-- TASK BRIEF --
The listing below is the input. Say how many of its lines contain "JSON", giving the number alone.

-- STORED ROWS --
▼▼▼
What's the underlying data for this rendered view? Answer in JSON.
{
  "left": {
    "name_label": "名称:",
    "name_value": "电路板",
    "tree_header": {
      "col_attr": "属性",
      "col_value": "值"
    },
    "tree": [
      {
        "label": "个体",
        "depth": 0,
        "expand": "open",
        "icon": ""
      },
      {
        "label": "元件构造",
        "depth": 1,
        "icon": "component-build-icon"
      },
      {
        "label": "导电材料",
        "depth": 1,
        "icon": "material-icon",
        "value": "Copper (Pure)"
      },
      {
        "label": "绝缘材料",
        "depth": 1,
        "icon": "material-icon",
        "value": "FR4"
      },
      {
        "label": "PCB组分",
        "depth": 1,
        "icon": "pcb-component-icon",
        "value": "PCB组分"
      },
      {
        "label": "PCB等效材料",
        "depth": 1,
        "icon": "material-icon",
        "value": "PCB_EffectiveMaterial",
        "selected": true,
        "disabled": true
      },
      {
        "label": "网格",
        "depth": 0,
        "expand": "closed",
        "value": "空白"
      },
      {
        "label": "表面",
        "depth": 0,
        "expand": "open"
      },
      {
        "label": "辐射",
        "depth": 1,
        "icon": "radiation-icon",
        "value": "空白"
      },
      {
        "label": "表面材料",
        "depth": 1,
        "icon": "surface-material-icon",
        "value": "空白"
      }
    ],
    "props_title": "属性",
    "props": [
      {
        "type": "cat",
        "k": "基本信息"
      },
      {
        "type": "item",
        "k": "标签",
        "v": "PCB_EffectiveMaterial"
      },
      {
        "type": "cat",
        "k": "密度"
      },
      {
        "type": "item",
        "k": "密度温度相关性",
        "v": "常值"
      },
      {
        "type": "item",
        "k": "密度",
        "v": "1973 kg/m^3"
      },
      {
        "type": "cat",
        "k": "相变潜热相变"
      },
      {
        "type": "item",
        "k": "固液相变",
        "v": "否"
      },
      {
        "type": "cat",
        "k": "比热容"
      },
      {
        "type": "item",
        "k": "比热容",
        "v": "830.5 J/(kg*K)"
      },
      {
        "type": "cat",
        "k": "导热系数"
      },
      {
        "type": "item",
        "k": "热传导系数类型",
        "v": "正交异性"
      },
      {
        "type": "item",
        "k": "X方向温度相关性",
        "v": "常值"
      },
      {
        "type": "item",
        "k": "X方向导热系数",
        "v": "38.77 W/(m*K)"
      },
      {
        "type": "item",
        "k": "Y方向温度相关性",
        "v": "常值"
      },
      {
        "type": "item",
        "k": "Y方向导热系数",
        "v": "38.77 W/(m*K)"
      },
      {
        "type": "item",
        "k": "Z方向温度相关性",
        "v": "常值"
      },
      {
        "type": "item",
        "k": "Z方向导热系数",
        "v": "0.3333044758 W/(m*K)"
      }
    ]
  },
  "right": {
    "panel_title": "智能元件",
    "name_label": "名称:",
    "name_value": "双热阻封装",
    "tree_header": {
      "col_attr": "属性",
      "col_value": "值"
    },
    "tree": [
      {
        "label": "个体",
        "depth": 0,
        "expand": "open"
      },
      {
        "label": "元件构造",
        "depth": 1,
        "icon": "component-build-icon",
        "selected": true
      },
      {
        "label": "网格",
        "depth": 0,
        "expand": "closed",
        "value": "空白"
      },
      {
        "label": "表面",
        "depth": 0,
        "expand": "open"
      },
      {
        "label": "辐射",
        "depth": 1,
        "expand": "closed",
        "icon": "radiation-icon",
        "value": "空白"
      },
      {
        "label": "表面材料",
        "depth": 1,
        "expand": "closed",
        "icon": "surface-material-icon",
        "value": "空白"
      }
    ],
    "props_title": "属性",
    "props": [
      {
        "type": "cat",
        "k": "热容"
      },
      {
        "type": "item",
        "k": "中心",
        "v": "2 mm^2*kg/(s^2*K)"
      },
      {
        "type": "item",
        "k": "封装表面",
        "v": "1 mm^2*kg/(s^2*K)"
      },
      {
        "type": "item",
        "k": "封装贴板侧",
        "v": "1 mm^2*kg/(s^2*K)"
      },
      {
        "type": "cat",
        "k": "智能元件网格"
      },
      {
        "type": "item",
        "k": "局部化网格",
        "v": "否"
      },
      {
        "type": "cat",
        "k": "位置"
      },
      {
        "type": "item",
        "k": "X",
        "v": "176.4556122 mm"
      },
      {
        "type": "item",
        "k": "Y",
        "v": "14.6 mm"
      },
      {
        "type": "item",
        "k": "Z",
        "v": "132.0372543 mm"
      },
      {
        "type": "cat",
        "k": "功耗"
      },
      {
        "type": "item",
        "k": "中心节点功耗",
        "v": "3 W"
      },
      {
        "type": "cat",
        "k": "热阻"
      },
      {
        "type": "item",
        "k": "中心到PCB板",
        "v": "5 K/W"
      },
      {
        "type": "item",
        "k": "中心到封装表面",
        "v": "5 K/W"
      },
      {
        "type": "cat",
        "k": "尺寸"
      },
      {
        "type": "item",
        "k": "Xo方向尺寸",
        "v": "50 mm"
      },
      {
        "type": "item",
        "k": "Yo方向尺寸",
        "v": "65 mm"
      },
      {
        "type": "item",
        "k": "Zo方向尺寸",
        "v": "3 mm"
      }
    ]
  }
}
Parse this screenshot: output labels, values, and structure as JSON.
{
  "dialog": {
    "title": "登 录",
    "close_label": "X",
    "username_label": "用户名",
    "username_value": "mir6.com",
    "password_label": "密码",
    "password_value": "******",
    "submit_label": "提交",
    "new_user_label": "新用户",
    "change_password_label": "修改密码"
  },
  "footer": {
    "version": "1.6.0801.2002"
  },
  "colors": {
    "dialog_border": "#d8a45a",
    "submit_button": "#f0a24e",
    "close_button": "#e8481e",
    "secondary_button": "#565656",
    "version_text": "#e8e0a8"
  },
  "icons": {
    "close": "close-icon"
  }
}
▲▲▲
-- SOLUTION --
2